Select all lines in the records that include "this".

..............................

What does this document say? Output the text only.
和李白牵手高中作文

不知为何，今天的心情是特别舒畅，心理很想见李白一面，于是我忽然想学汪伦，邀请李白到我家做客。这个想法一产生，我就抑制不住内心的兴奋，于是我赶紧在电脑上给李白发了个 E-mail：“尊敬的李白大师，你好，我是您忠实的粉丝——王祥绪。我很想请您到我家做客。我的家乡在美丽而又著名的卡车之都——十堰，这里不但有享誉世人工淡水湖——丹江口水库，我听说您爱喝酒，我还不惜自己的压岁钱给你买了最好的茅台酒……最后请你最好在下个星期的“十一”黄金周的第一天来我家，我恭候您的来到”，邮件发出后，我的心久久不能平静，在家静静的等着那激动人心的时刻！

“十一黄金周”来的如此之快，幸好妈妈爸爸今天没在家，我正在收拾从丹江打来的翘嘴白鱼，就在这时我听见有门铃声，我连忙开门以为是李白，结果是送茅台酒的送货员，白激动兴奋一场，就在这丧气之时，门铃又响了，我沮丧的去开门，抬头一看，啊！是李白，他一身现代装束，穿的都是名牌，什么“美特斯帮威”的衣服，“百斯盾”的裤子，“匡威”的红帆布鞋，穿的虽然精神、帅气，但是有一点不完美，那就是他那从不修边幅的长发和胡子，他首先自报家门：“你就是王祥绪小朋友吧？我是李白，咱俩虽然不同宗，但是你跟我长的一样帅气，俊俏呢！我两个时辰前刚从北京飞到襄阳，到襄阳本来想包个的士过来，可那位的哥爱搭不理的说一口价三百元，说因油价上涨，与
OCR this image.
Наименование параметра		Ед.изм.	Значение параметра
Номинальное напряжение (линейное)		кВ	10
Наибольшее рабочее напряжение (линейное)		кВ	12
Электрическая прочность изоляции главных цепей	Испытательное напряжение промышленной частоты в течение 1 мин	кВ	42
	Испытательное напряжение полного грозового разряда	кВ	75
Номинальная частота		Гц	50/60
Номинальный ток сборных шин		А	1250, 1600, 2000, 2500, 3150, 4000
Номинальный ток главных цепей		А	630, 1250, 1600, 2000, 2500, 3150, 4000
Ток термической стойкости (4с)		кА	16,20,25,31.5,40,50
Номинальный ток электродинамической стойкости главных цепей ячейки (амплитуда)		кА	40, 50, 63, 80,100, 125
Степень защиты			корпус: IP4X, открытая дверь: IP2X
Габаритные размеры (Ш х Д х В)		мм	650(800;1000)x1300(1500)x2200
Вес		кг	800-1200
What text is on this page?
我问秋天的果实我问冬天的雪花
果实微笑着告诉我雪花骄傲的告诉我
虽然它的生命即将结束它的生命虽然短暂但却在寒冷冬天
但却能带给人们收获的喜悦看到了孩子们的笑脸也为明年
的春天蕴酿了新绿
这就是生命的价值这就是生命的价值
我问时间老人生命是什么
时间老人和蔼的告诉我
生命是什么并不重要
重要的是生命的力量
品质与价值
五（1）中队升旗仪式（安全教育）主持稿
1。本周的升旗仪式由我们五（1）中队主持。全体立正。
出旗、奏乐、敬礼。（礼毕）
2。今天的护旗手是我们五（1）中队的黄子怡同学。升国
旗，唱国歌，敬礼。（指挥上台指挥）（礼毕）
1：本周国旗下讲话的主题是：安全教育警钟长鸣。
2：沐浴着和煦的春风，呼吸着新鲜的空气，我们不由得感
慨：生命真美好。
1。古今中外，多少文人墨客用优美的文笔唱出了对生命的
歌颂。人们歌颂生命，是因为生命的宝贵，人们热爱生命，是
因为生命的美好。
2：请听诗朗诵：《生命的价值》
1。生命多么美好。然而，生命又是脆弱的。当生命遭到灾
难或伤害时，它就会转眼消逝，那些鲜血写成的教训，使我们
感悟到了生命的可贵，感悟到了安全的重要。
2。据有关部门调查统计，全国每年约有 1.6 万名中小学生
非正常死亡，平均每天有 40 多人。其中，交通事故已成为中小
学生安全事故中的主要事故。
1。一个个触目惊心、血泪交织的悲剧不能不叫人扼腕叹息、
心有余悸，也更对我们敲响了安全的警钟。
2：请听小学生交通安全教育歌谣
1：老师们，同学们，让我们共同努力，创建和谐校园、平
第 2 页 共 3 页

..............................

• _RESULT OF THE EXERCISE_
What does this document say? Output the text only.
OCR this image.
What text is on this page?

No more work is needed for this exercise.